**Work to be completed:**
Which lines of the records contain "title"? Collect every one of them.

**Stored data:**
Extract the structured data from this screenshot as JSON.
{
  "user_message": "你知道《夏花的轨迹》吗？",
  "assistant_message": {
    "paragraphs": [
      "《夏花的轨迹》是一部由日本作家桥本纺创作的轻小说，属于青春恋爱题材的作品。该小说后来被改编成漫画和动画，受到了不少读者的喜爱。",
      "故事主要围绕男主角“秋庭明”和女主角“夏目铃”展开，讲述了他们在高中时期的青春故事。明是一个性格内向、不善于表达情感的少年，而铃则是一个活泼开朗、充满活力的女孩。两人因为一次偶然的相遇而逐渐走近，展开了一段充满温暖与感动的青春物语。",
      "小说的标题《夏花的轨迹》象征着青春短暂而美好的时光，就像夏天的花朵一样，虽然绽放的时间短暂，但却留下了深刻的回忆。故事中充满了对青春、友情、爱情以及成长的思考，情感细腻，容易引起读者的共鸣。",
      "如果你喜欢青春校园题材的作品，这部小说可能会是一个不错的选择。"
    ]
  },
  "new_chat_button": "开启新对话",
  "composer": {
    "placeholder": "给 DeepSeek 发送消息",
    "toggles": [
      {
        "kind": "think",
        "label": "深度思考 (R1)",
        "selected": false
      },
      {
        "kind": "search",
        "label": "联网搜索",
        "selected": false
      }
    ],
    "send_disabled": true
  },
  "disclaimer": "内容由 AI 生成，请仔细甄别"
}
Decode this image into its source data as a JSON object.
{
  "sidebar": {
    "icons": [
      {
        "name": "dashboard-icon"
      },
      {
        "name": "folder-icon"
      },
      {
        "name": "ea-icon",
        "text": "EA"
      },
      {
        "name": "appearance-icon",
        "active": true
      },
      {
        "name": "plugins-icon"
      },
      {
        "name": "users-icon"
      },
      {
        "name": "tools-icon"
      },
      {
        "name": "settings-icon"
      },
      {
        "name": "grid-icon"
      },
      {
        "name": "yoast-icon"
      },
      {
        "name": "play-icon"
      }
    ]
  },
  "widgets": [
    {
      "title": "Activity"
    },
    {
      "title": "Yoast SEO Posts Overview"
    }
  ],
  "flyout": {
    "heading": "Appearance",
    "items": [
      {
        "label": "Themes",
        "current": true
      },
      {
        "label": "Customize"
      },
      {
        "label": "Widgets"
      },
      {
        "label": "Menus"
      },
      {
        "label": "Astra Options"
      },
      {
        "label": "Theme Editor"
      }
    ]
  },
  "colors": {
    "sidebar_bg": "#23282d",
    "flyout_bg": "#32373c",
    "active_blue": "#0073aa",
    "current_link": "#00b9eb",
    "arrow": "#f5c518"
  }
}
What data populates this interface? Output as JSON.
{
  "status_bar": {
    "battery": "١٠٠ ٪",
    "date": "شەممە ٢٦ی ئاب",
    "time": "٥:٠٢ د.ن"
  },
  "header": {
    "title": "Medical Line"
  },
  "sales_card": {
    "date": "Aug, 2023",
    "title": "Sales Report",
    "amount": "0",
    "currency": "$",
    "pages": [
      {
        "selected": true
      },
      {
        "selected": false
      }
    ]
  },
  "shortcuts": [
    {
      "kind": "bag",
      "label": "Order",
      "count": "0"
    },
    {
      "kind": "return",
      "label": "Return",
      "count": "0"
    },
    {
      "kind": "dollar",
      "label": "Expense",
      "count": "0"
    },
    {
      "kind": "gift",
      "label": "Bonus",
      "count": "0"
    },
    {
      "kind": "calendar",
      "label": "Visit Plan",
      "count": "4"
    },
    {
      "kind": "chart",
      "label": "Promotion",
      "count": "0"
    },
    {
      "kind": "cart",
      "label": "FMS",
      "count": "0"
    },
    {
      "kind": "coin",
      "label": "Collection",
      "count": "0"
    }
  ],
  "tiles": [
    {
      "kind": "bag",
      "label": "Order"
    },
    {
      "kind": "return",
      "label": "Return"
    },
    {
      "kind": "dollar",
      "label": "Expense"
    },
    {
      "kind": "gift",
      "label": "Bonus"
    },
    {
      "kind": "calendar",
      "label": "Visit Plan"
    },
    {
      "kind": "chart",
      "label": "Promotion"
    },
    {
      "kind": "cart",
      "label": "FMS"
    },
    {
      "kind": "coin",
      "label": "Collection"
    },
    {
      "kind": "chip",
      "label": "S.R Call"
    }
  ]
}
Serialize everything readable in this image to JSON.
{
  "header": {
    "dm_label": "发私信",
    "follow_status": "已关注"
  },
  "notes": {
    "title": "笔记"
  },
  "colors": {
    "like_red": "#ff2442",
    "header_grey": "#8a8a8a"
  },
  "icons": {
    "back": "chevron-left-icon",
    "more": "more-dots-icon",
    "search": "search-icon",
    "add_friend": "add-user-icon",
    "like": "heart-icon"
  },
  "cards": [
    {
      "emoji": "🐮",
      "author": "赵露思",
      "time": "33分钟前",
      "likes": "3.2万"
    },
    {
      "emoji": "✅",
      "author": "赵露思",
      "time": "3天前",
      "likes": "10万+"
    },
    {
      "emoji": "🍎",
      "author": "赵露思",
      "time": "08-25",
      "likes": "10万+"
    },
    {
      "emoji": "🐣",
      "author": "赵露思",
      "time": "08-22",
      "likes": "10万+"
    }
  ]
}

**Solution to the problem:**
      "title": "Activity"
      "title": "Yoast SEO Posts Overview"
    "title": "Medical Line"
    "title": "Sales Report",
    "title": "笔记"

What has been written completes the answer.